THE INPUT:
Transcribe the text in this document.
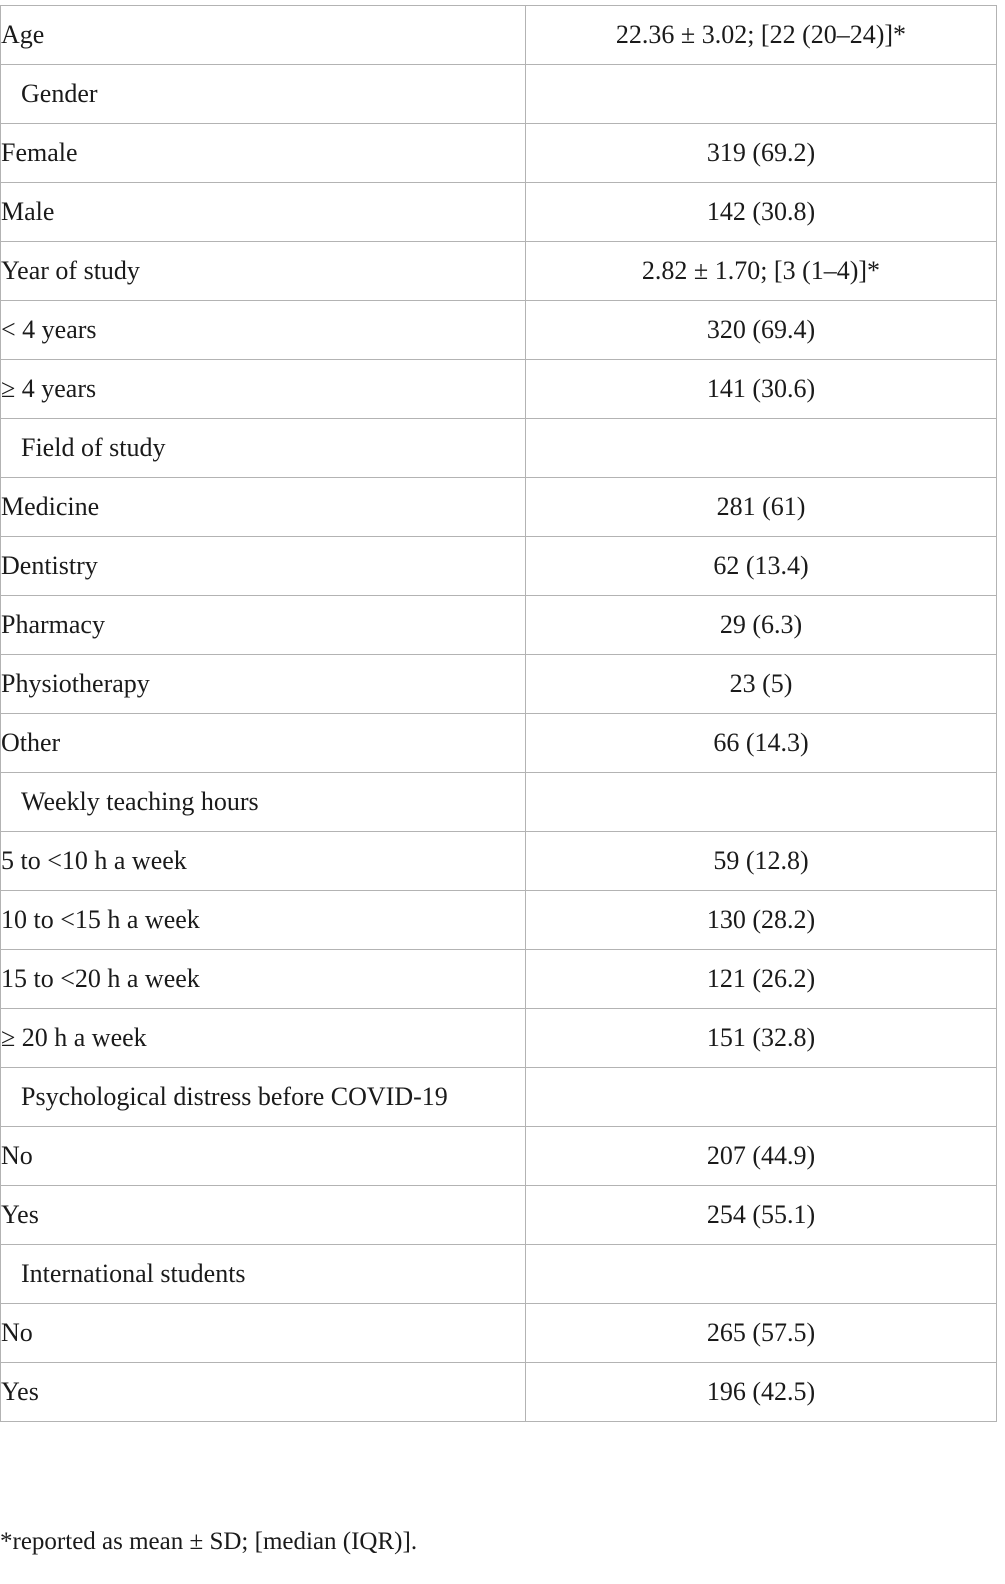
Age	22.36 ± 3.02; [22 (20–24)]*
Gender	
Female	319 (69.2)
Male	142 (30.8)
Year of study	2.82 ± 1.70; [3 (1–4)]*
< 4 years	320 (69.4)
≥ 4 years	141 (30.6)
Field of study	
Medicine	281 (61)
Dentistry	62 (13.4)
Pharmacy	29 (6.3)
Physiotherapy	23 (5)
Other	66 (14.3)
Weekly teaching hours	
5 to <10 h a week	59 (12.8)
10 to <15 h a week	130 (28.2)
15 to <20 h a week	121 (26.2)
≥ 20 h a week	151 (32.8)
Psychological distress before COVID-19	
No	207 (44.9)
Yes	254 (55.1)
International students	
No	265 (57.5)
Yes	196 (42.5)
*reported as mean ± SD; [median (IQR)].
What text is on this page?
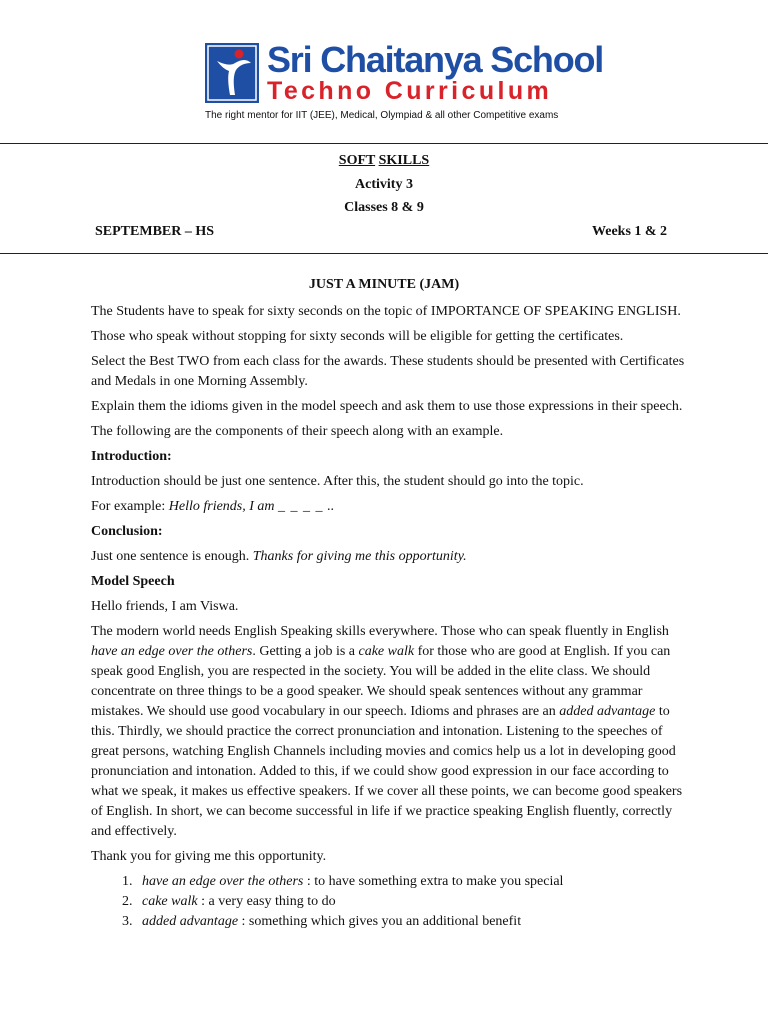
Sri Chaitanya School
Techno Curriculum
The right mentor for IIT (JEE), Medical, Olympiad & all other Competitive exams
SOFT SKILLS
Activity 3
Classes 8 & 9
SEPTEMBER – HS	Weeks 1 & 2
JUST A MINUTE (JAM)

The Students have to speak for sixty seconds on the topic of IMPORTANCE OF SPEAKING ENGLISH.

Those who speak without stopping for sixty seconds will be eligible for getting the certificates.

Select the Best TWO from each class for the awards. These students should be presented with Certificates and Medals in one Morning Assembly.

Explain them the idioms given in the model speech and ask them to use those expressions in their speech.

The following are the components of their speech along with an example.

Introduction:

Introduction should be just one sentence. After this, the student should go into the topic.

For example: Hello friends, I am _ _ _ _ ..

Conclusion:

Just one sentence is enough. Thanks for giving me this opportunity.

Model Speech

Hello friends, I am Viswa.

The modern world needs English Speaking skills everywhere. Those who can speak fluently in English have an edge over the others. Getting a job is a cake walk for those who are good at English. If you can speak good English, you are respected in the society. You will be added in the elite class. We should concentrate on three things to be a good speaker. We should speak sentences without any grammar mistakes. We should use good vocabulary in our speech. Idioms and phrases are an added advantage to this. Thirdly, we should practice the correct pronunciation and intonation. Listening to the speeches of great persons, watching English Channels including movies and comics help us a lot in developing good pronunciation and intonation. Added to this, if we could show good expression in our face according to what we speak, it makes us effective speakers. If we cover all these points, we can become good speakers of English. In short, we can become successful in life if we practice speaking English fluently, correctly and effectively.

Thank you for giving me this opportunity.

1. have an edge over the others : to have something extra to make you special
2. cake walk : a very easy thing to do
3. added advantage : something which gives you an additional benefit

WRITTEN INSTRUCTION:
Leave out every line without the string "giving" and copy the rest.

TASK SOLUTION:
Just one sentence is enough. Thanks for giving me this opportunity.
Thank you for giving me this opportunity.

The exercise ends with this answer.